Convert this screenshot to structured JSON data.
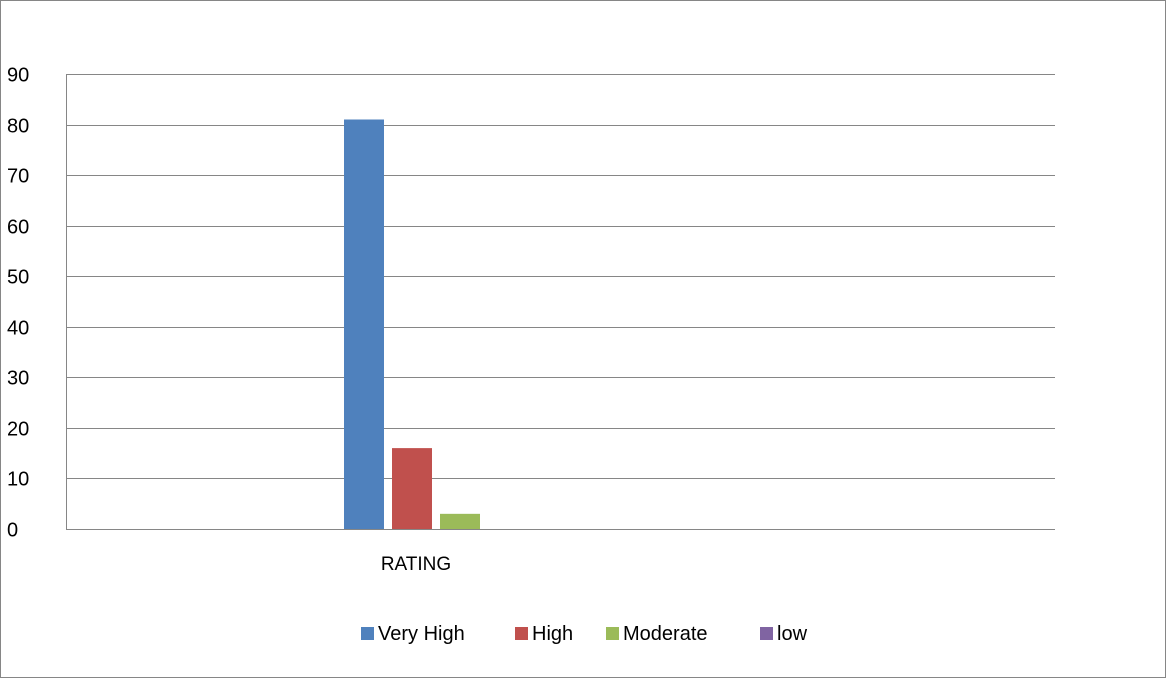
{
  "chart_data": {
    "type": "bar",
    "categories": [
      "RATING"
    ],
    "series": [
      {
        "name": "Very High",
        "values": [
          81
        ],
        "color": "#4F81BD"
      },
      {
        "name": "High",
        "values": [
          16
        ],
        "color": "#C0504D"
      },
      {
        "name": "Moderate",
        "values": [
          3
        ],
        "color": "#9BBB59"
      },
      {
        "name": "low",
        "values": [
          0
        ],
        "color": "#8064A2"
      }
    ],
    "ylim": [
      0,
      90
    ],
    "yticks": [
      0,
      10,
      20,
      30,
      40,
      50,
      60,
      70,
      80,
      90
    ],
    "grid": true,
    "legend": "bottom",
    "title": "",
    "xlabel": "",
    "ylabel": ""
  }
}
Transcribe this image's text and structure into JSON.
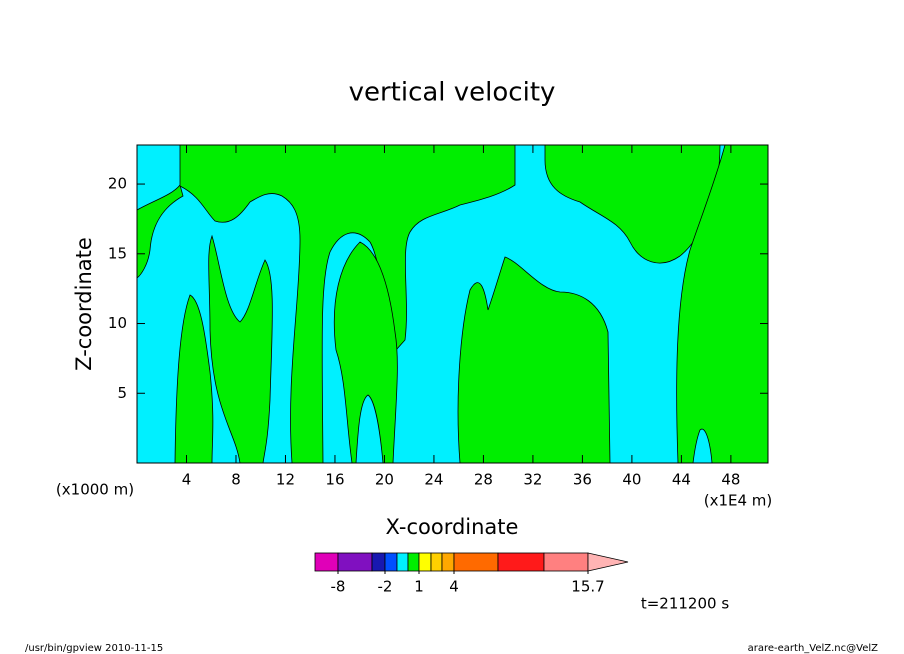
{
  "chart_data": {
    "type": "contour",
    "title": "vertical velocity",
    "xlabel": "X-coordinate",
    "ylabel": "Z-coordinate",
    "x_unit_left": "(x1000 m)",
    "x_unit_right": "(x1E4 m)",
    "xlim": [
      0,
      51
    ],
    "ylim": [
      0,
      22.8
    ],
    "xticks": [
      4,
      8,
      12,
      16,
      20,
      24,
      28,
      32,
      36,
      40,
      44,
      48
    ],
    "yticks": [
      5,
      10,
      15,
      20
    ],
    "colorbar": {
      "colors": [
        "#e000b8",
        "#8010c0",
        "#1818b0",
        "#0050ff",
        "#00f0ff",
        "#00ee00",
        "#ffff00",
        "#ffd000",
        "#ffa800",
        "#ff6a00",
        "#ff1a1a",
        "#ff8080",
        "#ffb4b4"
      ],
      "ticks": [
        -8,
        -2,
        1,
        4,
        15.7
      ]
    },
    "time_label": "t=211200 s",
    "footer_left": "/usr/bin/gpview   2010-11-15",
    "footer_right": "arare-earth_VelZ.nc@VelZ"
  }
}
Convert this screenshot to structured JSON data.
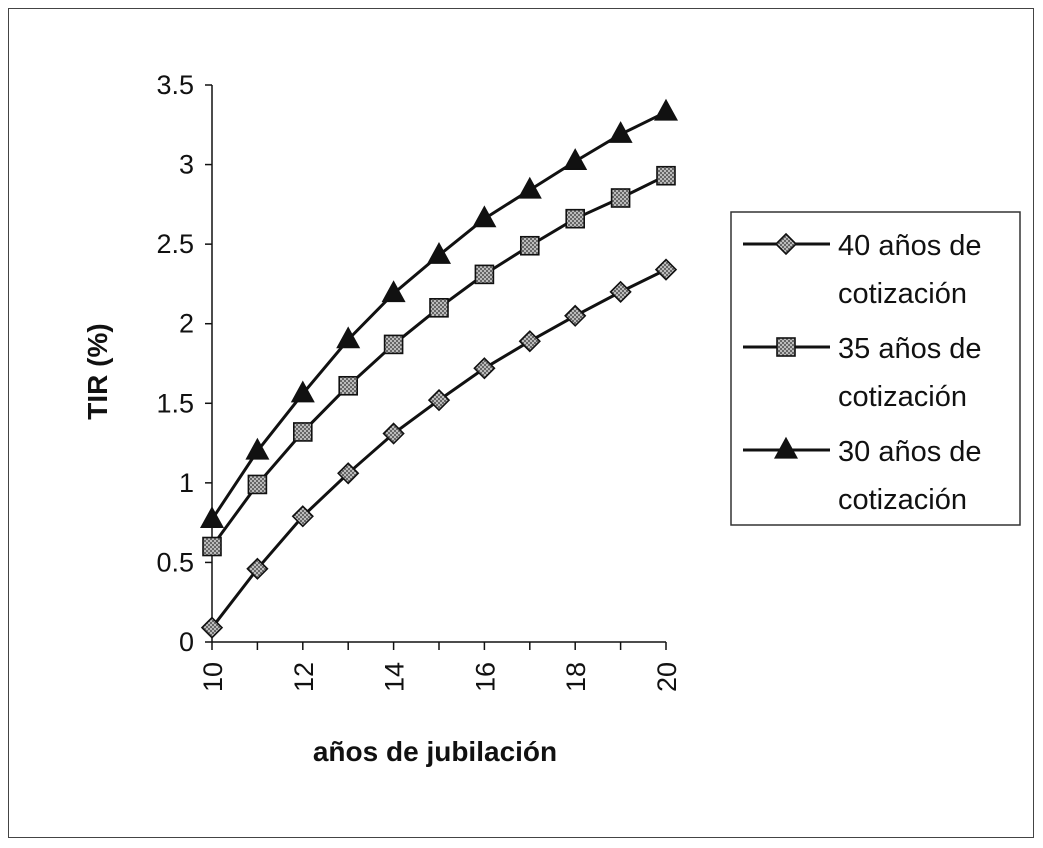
{
  "chart_data": {
    "type": "line",
    "title": "",
    "xlabel": "años de jubilación",
    "ylabel": "TIR (%)",
    "x": [
      10,
      11,
      12,
      13,
      14,
      15,
      16,
      17,
      18,
      19,
      20
    ],
    "xticks": [
      10,
      12,
      14,
      16,
      18,
      20
    ],
    "yticks": [
      "0",
      "0.5",
      "1",
      "1.5",
      "2",
      "2.5",
      "3",
      "3.5"
    ],
    "xlim": [
      10,
      20
    ],
    "ylim": [
      0,
      3.5
    ],
    "grid": false,
    "legend_position": "right",
    "series": [
      {
        "name": "40 años de cotización",
        "marker": "diamond",
        "legend_lines": [
          "40 años de",
          "cotización"
        ],
        "values": [
          0.09,
          0.46,
          0.79,
          1.06,
          1.31,
          1.52,
          1.72,
          1.89,
          2.05,
          2.2,
          2.34
        ]
      },
      {
        "name": "35 años de cotización",
        "marker": "square",
        "legend_lines": [
          "35 años de",
          "cotización"
        ],
        "values": [
          0.6,
          0.99,
          1.32,
          1.61,
          1.87,
          2.1,
          2.31,
          2.49,
          2.66,
          2.79,
          2.93
        ]
      },
      {
        "name": "30 años de cotización",
        "marker": "triangle",
        "legend_lines": [
          "30 años de",
          "cotización"
        ],
        "values": [
          0.77,
          1.2,
          1.56,
          1.9,
          2.19,
          2.43,
          2.66,
          2.84,
          3.02,
          3.19,
          3.33
        ]
      }
    ]
  }
}
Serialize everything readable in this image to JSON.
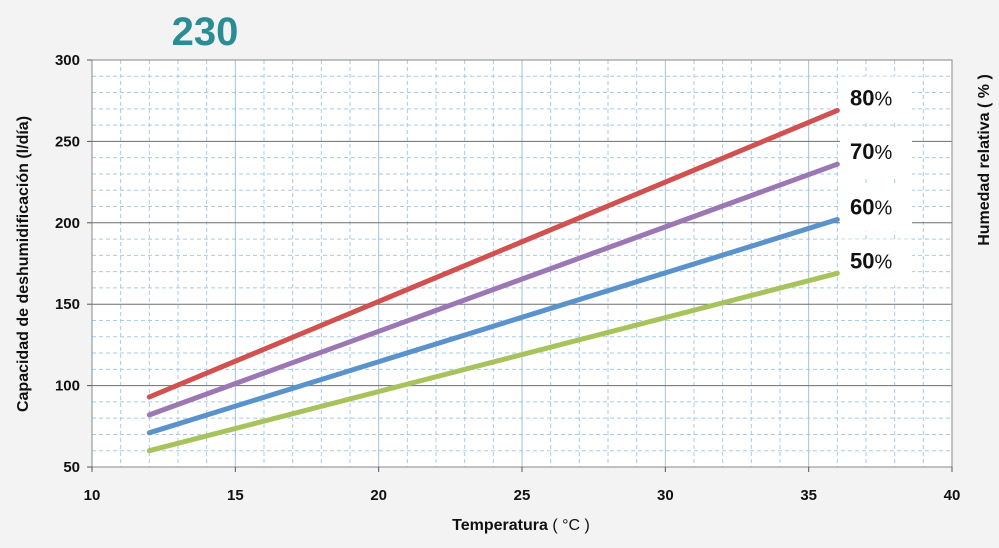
{
  "chart_data": {
    "type": "line",
    "title": "230",
    "title_color": "#2b8d94",
    "xlabel": "Temperatura",
    "xlabel_unit": "( °C )",
    "ylabel": "Capacidad de deshumidificación (l/día)",
    "y2label": "Humedad relativa ( % )",
    "xlim": [
      10,
      40
    ],
    "ylim": [
      50,
      300
    ],
    "x_ticks": [
      "10",
      "15",
      "20",
      "25",
      "30",
      "35",
      "40"
    ],
    "y_ticks": [
      "50",
      "100",
      "150",
      "200",
      "250",
      "300"
    ],
    "grid": true,
    "legend": "inline labels at right end of lines",
    "series": [
      {
        "name": "80%",
        "number": "80",
        "unit": "%",
        "color": "#d0514f",
        "x": [
          12,
          36
        ],
        "y": [
          93,
          269
        ]
      },
      {
        "name": "70%",
        "number": "70",
        "unit": "%",
        "color": "#9b77b3",
        "x": [
          12,
          36
        ],
        "y": [
          82,
          236
        ]
      },
      {
        "name": "60%",
        "number": "60",
        "unit": "%",
        "color": "#5a93cc",
        "x": [
          12,
          36
        ],
        "y": [
          71,
          202
        ]
      },
      {
        "name": "50%",
        "number": "50",
        "unit": "%",
        "color": "#a8c25c",
        "x": [
          12,
          36
        ],
        "y": [
          60,
          169
        ]
      }
    ]
  }
}
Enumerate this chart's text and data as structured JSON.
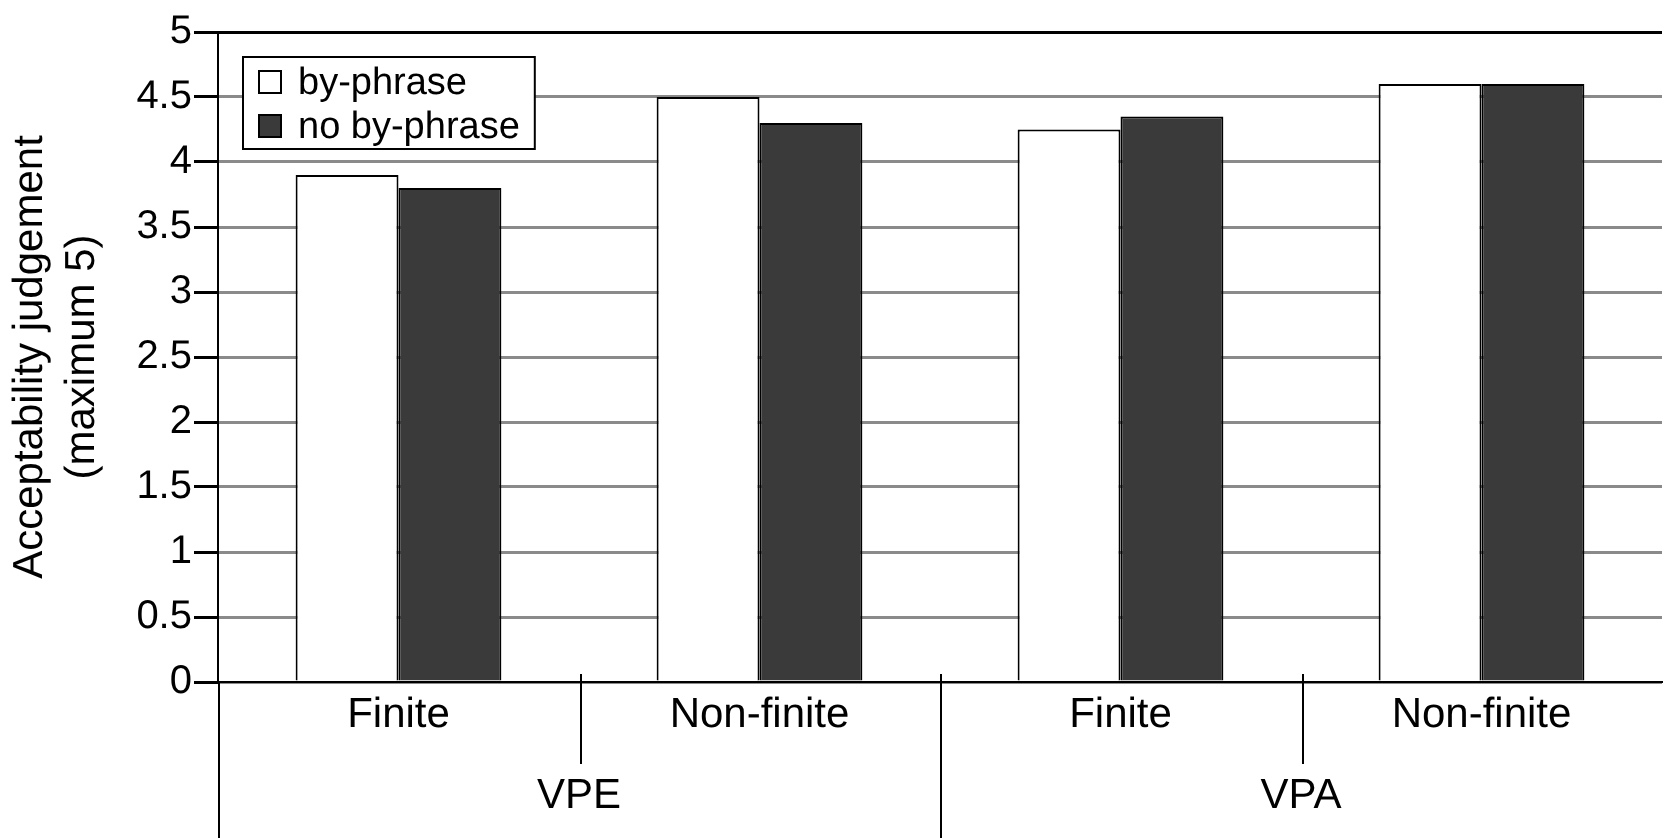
{
  "chart_data": {
    "type": "bar",
    "ylabel": "Acceptability judgement\n(maximum 5)",
    "categories": [
      "Finite",
      "Non-finite",
      "Finite",
      "Non-finite"
    ],
    "series": [
      {
        "name": "by-phrase",
        "color": "#ffffff",
        "values": [
          3.9,
          4.5,
          4.25,
          4.6
        ]
      },
      {
        "name": "no by-phrase",
        "color": "#3a3a3a",
        "values": [
          3.8,
          4.3,
          4.35,
          4.6
        ]
      }
    ],
    "ylim": [
      0,
      5
    ],
    "yticks": [
      0,
      0.5,
      1,
      1.5,
      2,
      2.5,
      3,
      3.5,
      4,
      4.5,
      5
    ],
    "grid": "y",
    "legend": "top left",
    "annotations": [
      "VPE",
      "VPA"
    ]
  }
}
##############################
Note each line of the entries that has "number" in it, and copy those lines.

        "number": "80",
        "number": "70",
        "number": "60",
        "number": "50",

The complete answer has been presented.